** Start of Dataset records **

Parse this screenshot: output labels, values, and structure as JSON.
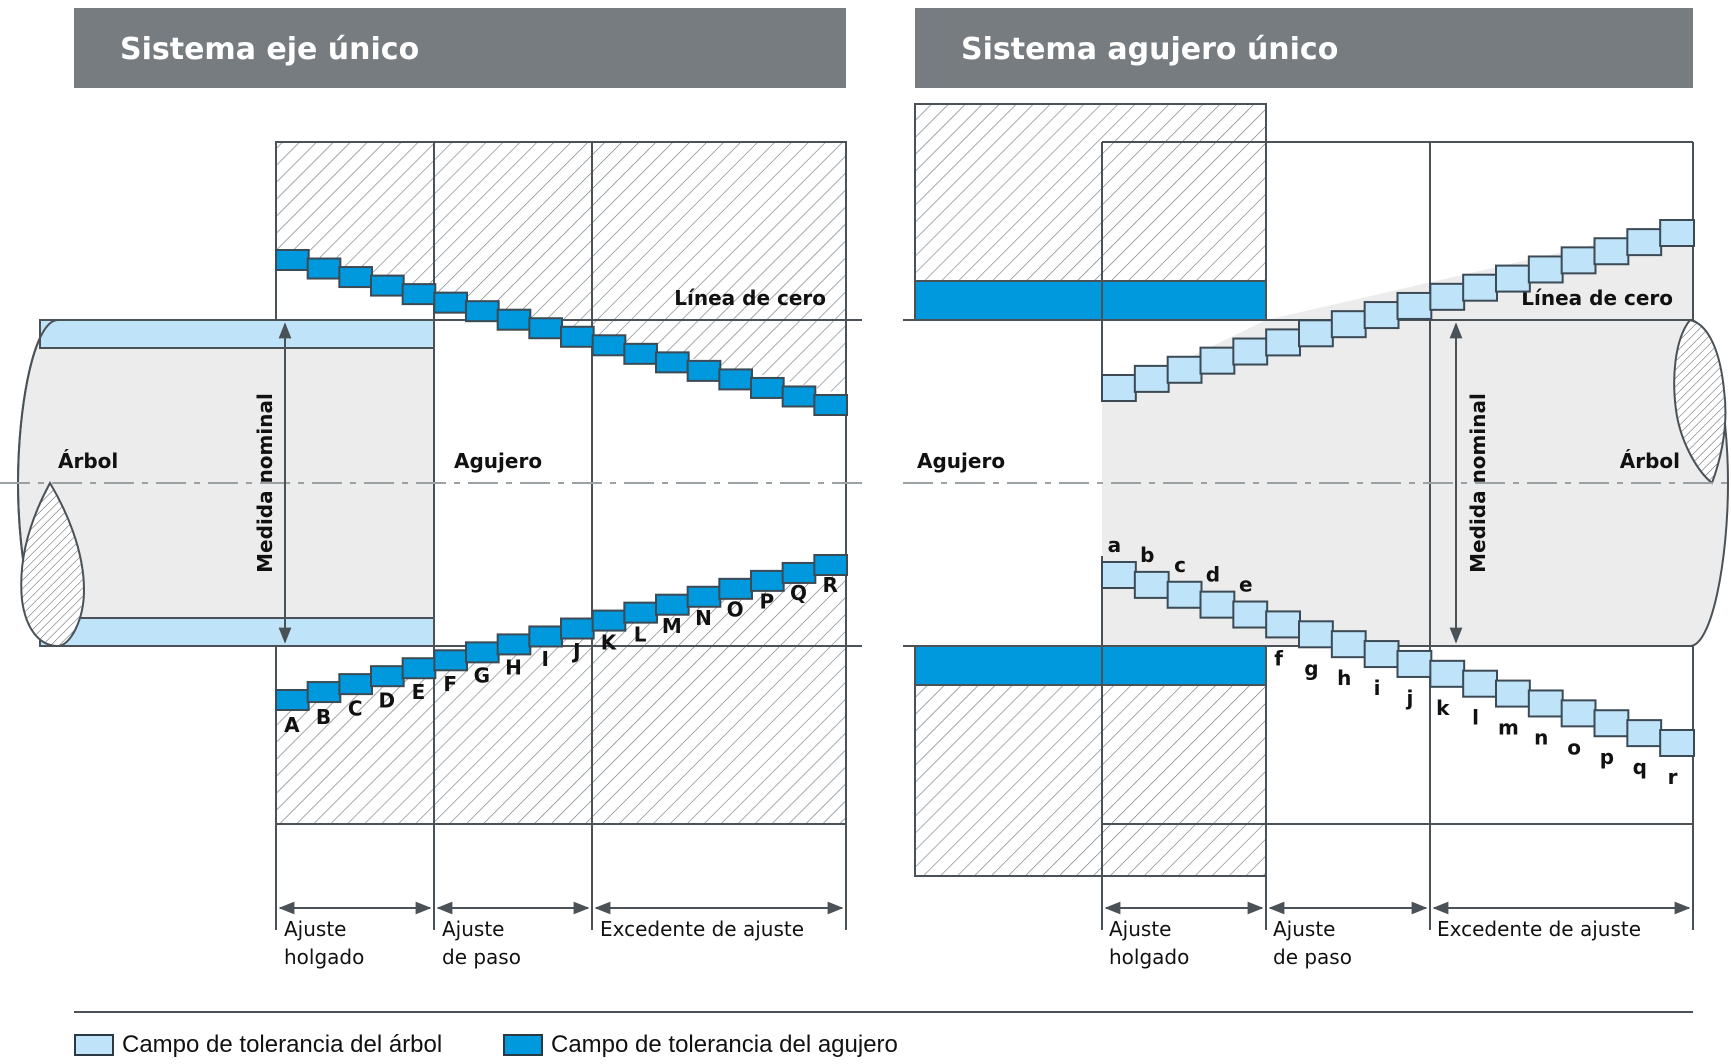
{
  "panels": {
    "left": {
      "title": "Sistema eje único",
      "zero_line_label": "Línea de cero",
      "shaft_label": "Árbol",
      "hole_label": "Agujero",
      "dimension_label": "Medida nominal",
      "letters": [
        "A",
        "B",
        "C",
        "D",
        "E",
        "F",
        "G",
        "H",
        "I",
        "J",
        "K",
        "L",
        "M",
        "N",
        "O",
        "P",
        "Q",
        "R"
      ],
      "groups": [
        {
          "line1": "Ajuste",
          "line2": "holgado"
        },
        {
          "line1": "Ajuste",
          "line2": "de paso"
        },
        {
          "line1": "Excedente de ajuste",
          "line2": ""
        }
      ]
    },
    "right": {
      "title": "Sistema agujero único",
      "zero_line_label": "Línea de cero",
      "shaft_label": "Árbol",
      "hole_label": "Agujero",
      "dimension_label": "Medida nominal",
      "letters": [
        "a",
        "b",
        "c",
        "d",
        "e",
        "f",
        "g",
        "h",
        "i",
        "j",
        "k",
        "l",
        "m",
        "n",
        "o",
        "p",
        "q",
        "r"
      ],
      "groups": [
        {
          "line1": "Ajuste",
          "line2": "holgado"
        },
        {
          "line1": "Ajuste",
          "line2": "de paso"
        },
        {
          "line1": "Excedente de ajuste",
          "line2": ""
        }
      ]
    }
  },
  "legend": {
    "shaft_tolerance": "Campo de tolerancia del árbol",
    "hole_tolerance": "Campo de tolerancia del agujero"
  },
  "colors": {
    "header_bg": "#777c80",
    "shaft_tolerance": "#bfe3f8",
    "hole_tolerance": "#0099dd",
    "body_fill": "#ececec",
    "outline": "#4a5258"
  }
}
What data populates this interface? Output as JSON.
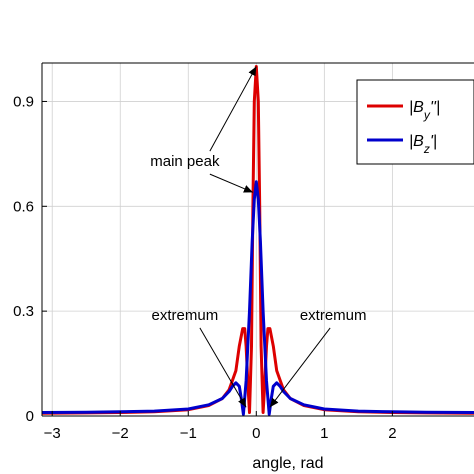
{
  "chart_data": {
    "type": "line",
    "xlabel": "angle, rad",
    "ylabel": "",
    "xlim": [
      -3.15,
      3.2
    ],
    "ylim": [
      0,
      1.01
    ],
    "x_ticks": [
      -3,
      -2,
      -1,
      0,
      1,
      2
    ],
    "x_tick_labels": [
      "−3",
      "−2",
      "−1",
      "0",
      "1",
      "2"
    ],
    "y_ticks": [
      0,
      0.3,
      0.6,
      0.9
    ],
    "y_tick_labels": [
      "0",
      "0.3",
      "0.6",
      "0.9"
    ],
    "grid": true,
    "legend_position": "top-right",
    "series": [
      {
        "name": "|B_y''|",
        "legend": {
          "pre": "|",
          "base": "B",
          "sub": "y",
          "post": "''|"
        },
        "color": "#dd0000",
        "x": [
          -3.15,
          -2.5,
          -2.0,
          -1.5,
          -1.0,
          -0.7,
          -0.5,
          -0.4,
          -0.3,
          -0.25,
          -0.2,
          -0.17,
          -0.15,
          -0.12,
          -0.1,
          -0.07,
          -0.05,
          -0.03,
          0.0,
          0.03,
          0.05,
          0.07,
          0.1,
          0.12,
          0.15,
          0.17,
          0.2,
          0.25,
          0.3,
          0.4,
          0.5,
          0.7,
          1.0,
          1.5,
          2.0,
          2.5,
          3.2
        ],
        "y": [
          0.008,
          0.009,
          0.01,
          0.012,
          0.018,
          0.03,
          0.05,
          0.075,
          0.13,
          0.2,
          0.25,
          0.25,
          0.2,
          0.08,
          0.01,
          0.2,
          0.6,
          0.9,
          1.0,
          0.9,
          0.6,
          0.2,
          0.01,
          0.08,
          0.2,
          0.25,
          0.25,
          0.2,
          0.13,
          0.075,
          0.05,
          0.03,
          0.018,
          0.012,
          0.01,
          0.009,
          0.008
        ]
      },
      {
        "name": "|B_z'|",
        "legend": {
          "pre": "|",
          "base": "B",
          "sub": "z",
          "post": "'|"
        },
        "color": "#0000cc",
        "x": [
          -3.15,
          -2.5,
          -2.0,
          -1.5,
          -1.0,
          -0.7,
          -0.5,
          -0.4,
          -0.35,
          -0.3,
          -0.25,
          -0.22,
          -0.19,
          -0.15,
          -0.1,
          -0.06,
          -0.03,
          0.0,
          0.03,
          0.06,
          0.1,
          0.15,
          0.19,
          0.22,
          0.25,
          0.3,
          0.35,
          0.4,
          0.5,
          0.7,
          1.0,
          1.5,
          2.0,
          2.5,
          3.2
        ],
        "y": [
          0.01,
          0.011,
          0.012,
          0.014,
          0.02,
          0.032,
          0.05,
          0.07,
          0.085,
          0.095,
          0.085,
          0.05,
          0.005,
          0.1,
          0.3,
          0.5,
          0.62,
          0.67,
          0.62,
          0.5,
          0.3,
          0.1,
          0.005,
          0.05,
          0.085,
          0.095,
          0.085,
          0.07,
          0.05,
          0.032,
          0.02,
          0.014,
          0.012,
          0.011,
          0.01
        ]
      }
    ],
    "annotations": [
      {
        "text": "main peak",
        "x": -1.05,
        "y": 0.715,
        "arrows_to": [
          [
            0.0,
            1.0
          ],
          [
            -0.05,
            0.64
          ]
        ]
      },
      {
        "text": "extremum",
        "x": -1.05,
        "y": 0.275,
        "arrows_to": [
          [
            -0.15,
            0.025
          ]
        ]
      },
      {
        "text": "extremum",
        "x": 1.13,
        "y": 0.275,
        "arrows_to": [
          [
            0.2,
            0.025
          ]
        ]
      }
    ]
  }
}
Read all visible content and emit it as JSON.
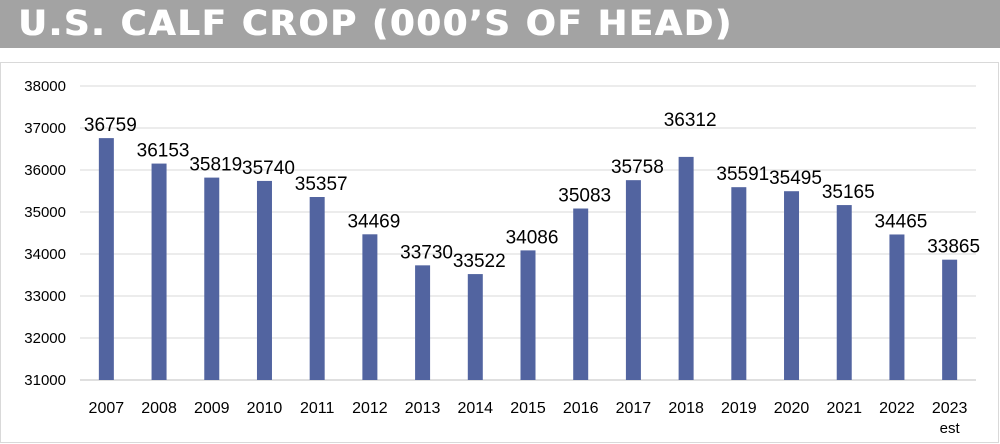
{
  "title": "U.S. CALF CROP (000’S OF HEAD)",
  "colors": {
    "title_bar": "#a3a3a3",
    "bar": "#5264a0",
    "gridline": "#d9d9d9"
  },
  "chart_data": {
    "type": "bar",
    "categories": [
      "2007",
      "2008",
      "2009",
      "2010",
      "2011",
      "2012",
      "2013",
      "2014",
      "2015",
      "2016",
      "2017",
      "2018",
      "2019",
      "2020",
      "2021",
      "2022",
      "2023"
    ],
    "category_sublabels": {
      "2023": "est"
    },
    "values": [
      36759,
      36153,
      35819,
      35740,
      35357,
      34469,
      33730,
      33522,
      34086,
      35083,
      35758,
      36312,
      35591,
      35495,
      35165,
      34465,
      33865
    ],
    "data_labels": [
      "36759",
      "36153",
      "35819",
      "35740",
      "35357",
      "34469",
      "33730",
      "33522",
      "34086",
      "35083",
      "35758",
      "36312",
      "35591",
      "35495",
      "35165",
      "34465",
      "33865"
    ],
    "ylim": [
      31000,
      38000
    ],
    "yticks": [
      "31000",
      "32000",
      "33000",
      "34000",
      "35000",
      "36000",
      "37000",
      "38000"
    ],
    "grid": true,
    "legend": "none"
  }
}
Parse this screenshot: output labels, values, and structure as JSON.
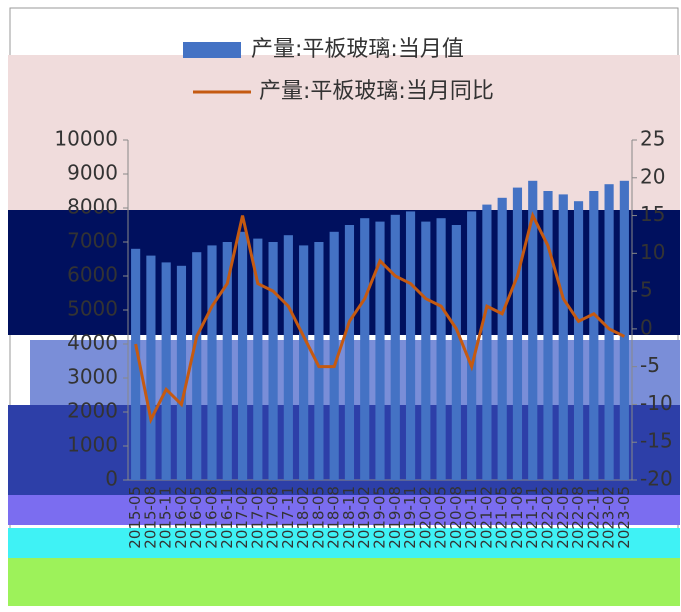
{
  "chart_data": {
    "type": "bar_line",
    "categories": [
      "2015-05",
      "2015-08",
      "2015-11",
      "2016-02",
      "2016-05",
      "2016-08",
      "2016-11",
      "2017-02",
      "2017-05",
      "2017-08",
      "2017-11",
      "2018-02",
      "2018-05",
      "2018-08",
      "2018-11",
      "2019-02",
      "2019-05",
      "2019-08",
      "2019-11",
      "2020-02",
      "2020-05",
      "2020-08",
      "2020-11",
      "2021-02",
      "2021-05",
      "2021-08",
      "2021-11",
      "2022-02",
      "2022-05",
      "2022-08",
      "2022-11",
      "2023-02",
      "2023-05"
    ],
    "series": [
      {
        "name": "产量:平板玻璃:当月值",
        "color": "#4472c4",
        "axis": "y",
        "values": [
          6800,
          6600,
          6400,
          6300,
          6700,
          6900,
          7000,
          7300,
          7100,
          7000,
          7200,
          6900,
          7000,
          7300,
          7500,
          7700,
          7600,
          7800,
          7900,
          7600,
          7700,
          7500,
          7900,
          8100,
          8300,
          8600,
          8800,
          8500,
          8400,
          8200,
          8500,
          8700,
          8800
        ]
      },
      {
        "name": "产量:平板玻璃:当月同比",
        "color": "#c55a11",
        "axis": "y2",
        "values": [
          -2,
          -12,
          -8,
          -10,
          -1,
          3,
          6,
          15,
          6,
          5,
          3,
          -1,
          -5,
          -5,
          1,
          4,
          9,
          7,
          6,
          4,
          3,
          0,
          -5,
          3,
          2,
          7,
          15,
          11,
          4,
          1,
          2,
          0,
          -1
        ]
      }
    ],
    "ylim": [
      0,
      10000
    ],
    "yticks": [
      0,
      1000,
      2000,
      3000,
      4000,
      5000,
      6000,
      7000,
      8000,
      9000,
      10000
    ],
    "y2lim": [
      -20,
      25
    ],
    "y2ticks": [
      -20,
      -15,
      -10,
      -5,
      0,
      5,
      10,
      15,
      20,
      25
    ]
  }
}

** End of Dataset records **

To be done
Copy all lines of the material above where the string "Campo" occurs.

Output for this exercise
    "shaft_tolerance": "Campo de tolerancia del árbol",
    "hole_tolerance": "Campo de tolerancia del agujero"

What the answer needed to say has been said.